Dataset rows about figures:
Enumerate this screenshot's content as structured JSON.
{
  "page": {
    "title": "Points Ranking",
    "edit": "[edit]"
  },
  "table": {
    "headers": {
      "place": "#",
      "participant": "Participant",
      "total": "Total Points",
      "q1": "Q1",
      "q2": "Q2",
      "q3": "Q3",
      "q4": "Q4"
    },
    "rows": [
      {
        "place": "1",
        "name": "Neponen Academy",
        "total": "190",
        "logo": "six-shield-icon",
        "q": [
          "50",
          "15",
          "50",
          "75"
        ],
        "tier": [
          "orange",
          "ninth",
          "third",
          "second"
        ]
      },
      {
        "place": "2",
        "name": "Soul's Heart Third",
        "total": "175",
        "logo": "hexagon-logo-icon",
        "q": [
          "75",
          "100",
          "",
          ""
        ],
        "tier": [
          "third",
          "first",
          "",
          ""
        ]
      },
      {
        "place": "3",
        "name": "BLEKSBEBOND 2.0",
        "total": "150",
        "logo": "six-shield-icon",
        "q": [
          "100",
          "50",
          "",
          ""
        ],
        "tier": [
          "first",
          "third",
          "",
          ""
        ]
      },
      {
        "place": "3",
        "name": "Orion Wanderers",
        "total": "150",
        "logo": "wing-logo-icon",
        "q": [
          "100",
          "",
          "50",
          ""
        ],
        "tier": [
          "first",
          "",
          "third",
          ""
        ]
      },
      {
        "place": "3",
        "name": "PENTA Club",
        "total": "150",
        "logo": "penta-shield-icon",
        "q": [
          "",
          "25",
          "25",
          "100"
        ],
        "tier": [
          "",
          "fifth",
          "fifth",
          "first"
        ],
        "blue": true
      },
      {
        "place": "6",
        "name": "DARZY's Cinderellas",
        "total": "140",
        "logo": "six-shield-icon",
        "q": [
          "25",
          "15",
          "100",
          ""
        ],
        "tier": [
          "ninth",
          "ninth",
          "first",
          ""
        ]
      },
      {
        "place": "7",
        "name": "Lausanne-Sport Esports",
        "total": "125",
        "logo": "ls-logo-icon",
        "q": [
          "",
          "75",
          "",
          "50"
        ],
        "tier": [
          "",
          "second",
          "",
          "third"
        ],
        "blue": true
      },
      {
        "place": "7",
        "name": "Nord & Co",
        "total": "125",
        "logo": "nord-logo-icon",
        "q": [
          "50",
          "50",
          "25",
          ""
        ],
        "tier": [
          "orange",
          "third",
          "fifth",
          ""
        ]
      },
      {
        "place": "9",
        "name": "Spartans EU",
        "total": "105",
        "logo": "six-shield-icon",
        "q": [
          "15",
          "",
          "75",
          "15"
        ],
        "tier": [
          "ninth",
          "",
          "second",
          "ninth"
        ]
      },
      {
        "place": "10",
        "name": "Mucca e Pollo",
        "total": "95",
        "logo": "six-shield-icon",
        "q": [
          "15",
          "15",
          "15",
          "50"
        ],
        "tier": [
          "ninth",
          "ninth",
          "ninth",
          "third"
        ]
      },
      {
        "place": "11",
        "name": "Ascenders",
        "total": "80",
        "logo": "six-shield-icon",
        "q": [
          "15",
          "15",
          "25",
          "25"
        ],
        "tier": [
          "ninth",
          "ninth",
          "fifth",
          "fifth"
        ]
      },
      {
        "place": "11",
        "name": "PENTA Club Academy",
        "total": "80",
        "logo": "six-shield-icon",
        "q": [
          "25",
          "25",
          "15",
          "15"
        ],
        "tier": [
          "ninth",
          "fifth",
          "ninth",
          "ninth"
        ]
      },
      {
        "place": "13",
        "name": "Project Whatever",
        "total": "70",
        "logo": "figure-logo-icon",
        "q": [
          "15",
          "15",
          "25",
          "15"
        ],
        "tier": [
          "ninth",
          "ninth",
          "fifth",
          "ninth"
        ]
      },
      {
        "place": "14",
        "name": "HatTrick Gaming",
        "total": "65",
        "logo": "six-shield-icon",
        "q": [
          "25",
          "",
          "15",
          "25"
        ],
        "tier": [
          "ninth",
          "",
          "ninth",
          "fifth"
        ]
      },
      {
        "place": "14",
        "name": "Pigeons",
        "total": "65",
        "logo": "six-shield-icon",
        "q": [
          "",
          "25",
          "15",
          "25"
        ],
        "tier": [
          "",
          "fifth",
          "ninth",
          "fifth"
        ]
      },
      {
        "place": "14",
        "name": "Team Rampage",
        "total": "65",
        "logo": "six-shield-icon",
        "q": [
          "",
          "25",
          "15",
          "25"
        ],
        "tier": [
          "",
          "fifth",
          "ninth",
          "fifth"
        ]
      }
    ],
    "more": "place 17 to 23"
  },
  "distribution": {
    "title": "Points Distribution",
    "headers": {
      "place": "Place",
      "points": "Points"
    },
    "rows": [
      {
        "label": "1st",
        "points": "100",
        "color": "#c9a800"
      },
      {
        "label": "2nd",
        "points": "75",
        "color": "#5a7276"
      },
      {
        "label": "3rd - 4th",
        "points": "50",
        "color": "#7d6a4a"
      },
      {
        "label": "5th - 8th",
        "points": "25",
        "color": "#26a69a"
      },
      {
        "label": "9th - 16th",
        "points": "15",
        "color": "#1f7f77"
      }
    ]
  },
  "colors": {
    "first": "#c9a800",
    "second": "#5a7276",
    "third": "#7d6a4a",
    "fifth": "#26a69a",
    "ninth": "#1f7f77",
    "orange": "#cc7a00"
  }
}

## Work instructions
Return each line where "label" shows up.

## Full answer
        "label": "1st",
        "label": "2nd",
        "label": "3rd - 4th",
        "label": "5th - 8th",
        "label": "9th - 16th",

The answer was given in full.